WHAT IS ASKED. For each line in the data below that holds "category", return a copy.
** Begin **
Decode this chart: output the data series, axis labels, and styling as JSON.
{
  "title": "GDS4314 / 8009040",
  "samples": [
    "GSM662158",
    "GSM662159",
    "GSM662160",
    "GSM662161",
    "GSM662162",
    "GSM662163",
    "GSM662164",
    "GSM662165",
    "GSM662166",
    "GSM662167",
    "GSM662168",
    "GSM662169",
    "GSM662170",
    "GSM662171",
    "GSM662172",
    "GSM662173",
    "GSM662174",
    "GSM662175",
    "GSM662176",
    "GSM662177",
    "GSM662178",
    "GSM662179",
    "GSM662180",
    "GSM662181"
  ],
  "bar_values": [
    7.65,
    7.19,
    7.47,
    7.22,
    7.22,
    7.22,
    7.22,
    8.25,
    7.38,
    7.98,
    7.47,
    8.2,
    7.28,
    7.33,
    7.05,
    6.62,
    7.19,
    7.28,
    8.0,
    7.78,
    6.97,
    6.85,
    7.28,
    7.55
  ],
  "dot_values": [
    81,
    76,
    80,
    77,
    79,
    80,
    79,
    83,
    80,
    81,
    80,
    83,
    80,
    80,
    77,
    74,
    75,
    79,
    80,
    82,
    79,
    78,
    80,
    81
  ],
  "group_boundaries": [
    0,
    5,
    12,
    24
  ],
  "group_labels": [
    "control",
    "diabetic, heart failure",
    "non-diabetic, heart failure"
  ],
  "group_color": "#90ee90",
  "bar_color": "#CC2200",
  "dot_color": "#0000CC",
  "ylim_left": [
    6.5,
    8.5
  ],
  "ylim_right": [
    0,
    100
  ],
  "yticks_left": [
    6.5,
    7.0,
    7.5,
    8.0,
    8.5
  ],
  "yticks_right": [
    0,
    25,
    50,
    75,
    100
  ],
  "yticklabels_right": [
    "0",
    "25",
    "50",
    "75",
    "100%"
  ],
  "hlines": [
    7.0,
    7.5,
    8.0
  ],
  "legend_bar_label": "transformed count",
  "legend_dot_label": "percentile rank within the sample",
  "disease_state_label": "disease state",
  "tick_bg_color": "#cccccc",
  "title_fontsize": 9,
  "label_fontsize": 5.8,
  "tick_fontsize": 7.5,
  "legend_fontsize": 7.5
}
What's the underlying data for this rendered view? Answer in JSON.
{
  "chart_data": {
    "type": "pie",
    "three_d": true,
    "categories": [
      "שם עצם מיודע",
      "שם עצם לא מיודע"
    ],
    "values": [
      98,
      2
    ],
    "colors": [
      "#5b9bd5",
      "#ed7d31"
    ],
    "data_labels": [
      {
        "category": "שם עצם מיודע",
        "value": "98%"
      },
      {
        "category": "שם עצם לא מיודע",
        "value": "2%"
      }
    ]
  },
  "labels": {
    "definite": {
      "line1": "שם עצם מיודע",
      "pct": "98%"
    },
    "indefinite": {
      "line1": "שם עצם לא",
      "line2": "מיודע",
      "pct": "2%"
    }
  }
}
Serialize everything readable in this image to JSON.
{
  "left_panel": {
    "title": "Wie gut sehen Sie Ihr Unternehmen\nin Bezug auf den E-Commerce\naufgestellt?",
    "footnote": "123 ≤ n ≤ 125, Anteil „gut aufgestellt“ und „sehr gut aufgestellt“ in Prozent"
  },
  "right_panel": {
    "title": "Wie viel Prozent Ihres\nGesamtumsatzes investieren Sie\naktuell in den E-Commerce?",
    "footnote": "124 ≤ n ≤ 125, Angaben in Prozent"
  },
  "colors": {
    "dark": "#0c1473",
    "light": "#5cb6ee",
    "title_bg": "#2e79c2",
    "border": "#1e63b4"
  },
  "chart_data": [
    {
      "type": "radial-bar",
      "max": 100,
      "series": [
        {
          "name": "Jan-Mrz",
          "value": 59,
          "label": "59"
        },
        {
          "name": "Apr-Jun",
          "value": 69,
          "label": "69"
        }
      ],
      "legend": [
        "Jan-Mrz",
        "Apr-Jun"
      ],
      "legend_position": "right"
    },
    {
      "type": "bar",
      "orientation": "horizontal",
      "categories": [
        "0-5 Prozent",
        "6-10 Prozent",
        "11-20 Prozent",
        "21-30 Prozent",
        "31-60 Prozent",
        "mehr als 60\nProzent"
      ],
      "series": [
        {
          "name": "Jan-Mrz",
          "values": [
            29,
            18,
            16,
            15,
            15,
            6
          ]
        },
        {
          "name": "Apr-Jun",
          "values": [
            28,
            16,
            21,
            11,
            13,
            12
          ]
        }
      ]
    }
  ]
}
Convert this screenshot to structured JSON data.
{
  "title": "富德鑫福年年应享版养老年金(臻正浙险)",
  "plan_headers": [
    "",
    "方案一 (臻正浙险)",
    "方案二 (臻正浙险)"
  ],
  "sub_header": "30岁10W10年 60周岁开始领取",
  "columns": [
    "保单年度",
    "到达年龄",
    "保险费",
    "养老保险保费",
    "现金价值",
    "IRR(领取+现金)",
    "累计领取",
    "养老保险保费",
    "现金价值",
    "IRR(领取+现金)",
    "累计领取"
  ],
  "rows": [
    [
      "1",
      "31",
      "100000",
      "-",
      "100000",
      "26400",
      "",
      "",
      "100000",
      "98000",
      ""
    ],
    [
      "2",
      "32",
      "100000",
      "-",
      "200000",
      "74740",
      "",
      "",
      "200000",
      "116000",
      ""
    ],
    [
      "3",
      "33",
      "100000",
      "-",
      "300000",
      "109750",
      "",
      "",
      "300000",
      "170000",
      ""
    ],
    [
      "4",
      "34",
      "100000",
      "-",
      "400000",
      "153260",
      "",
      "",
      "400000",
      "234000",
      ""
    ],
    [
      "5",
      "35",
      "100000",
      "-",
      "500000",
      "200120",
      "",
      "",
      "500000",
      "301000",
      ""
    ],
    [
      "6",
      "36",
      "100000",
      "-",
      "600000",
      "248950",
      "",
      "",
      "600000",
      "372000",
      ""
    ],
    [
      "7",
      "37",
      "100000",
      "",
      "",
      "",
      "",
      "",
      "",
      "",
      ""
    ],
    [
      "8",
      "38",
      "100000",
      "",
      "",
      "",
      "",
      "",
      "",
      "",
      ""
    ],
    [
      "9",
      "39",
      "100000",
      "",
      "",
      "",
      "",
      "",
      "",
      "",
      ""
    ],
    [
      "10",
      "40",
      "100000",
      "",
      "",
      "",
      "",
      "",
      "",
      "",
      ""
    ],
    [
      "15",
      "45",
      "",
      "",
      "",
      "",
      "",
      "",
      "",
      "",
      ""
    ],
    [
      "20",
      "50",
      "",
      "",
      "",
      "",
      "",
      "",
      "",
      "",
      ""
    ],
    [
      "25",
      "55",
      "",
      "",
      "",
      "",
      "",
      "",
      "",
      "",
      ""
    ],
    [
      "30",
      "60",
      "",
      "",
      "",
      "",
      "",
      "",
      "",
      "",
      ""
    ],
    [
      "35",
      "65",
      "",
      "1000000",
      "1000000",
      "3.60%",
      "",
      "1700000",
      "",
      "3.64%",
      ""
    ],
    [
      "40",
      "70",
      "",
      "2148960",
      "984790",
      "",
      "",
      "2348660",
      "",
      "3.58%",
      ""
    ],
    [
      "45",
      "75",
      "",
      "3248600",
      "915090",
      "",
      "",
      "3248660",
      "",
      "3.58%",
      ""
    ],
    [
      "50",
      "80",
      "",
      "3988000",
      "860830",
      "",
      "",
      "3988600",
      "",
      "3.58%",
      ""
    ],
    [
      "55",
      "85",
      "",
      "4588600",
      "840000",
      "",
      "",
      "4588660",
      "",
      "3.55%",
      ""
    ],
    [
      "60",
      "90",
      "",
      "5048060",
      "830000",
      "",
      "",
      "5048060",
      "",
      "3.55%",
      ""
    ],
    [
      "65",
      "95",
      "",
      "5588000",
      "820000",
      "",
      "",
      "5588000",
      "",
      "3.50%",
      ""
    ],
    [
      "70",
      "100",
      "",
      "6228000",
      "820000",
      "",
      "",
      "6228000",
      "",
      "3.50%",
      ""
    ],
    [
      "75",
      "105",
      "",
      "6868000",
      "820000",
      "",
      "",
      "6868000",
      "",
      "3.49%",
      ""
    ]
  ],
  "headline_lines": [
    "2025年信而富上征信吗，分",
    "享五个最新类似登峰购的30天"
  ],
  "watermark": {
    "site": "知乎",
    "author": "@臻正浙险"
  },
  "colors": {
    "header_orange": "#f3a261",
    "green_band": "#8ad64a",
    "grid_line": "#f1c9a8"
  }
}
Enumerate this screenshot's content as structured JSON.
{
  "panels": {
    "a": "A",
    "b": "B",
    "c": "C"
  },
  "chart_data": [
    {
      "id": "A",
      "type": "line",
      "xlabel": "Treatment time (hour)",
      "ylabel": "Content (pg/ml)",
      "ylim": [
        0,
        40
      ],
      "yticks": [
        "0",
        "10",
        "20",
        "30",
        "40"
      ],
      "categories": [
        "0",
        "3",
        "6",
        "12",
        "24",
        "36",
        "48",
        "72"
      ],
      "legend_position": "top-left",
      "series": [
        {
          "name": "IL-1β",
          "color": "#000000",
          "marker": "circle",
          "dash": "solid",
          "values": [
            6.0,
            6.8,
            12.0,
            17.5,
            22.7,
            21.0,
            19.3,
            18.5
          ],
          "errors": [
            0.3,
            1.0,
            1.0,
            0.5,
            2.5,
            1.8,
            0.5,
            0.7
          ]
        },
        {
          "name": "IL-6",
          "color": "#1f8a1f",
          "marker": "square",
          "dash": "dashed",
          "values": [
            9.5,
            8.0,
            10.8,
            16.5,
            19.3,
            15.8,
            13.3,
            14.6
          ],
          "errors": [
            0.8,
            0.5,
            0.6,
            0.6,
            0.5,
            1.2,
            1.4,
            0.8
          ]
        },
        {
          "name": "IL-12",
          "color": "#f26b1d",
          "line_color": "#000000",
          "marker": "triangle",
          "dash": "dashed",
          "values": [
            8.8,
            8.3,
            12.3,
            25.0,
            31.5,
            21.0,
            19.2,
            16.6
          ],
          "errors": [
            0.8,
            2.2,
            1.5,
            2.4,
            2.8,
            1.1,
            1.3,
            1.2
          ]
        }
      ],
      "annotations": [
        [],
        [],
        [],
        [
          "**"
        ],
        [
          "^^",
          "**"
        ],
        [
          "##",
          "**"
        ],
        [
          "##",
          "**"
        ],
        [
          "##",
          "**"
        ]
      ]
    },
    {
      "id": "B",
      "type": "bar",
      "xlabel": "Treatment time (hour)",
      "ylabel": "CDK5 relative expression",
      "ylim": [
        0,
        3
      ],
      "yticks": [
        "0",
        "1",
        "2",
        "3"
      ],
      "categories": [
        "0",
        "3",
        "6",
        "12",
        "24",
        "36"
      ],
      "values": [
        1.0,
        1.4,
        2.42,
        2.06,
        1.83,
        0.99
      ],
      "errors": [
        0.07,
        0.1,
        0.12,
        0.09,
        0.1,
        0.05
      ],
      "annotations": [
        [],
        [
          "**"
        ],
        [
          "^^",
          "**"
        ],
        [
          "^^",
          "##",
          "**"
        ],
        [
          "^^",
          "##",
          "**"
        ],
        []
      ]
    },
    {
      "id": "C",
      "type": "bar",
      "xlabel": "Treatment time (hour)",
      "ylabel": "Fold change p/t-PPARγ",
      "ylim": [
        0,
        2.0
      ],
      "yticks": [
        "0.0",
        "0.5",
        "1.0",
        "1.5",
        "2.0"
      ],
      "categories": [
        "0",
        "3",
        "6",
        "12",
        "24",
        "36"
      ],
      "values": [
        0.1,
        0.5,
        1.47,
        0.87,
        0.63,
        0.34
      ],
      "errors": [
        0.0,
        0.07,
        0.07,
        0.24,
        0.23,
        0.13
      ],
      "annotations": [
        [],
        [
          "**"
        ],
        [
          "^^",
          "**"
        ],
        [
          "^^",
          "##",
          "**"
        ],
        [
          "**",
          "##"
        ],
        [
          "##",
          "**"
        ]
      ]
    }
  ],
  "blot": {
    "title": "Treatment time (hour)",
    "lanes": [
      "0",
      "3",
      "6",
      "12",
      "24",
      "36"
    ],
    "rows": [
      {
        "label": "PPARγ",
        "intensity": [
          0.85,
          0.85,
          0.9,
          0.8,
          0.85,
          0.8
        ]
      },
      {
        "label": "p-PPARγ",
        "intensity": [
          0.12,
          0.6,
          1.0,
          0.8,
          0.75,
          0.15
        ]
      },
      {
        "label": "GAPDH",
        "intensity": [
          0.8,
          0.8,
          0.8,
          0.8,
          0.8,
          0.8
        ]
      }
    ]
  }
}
** End **
EXERCISE RESPONSE.
        "category": "שם עצם מיודע",
        "category": "שם עצם לא מיודע",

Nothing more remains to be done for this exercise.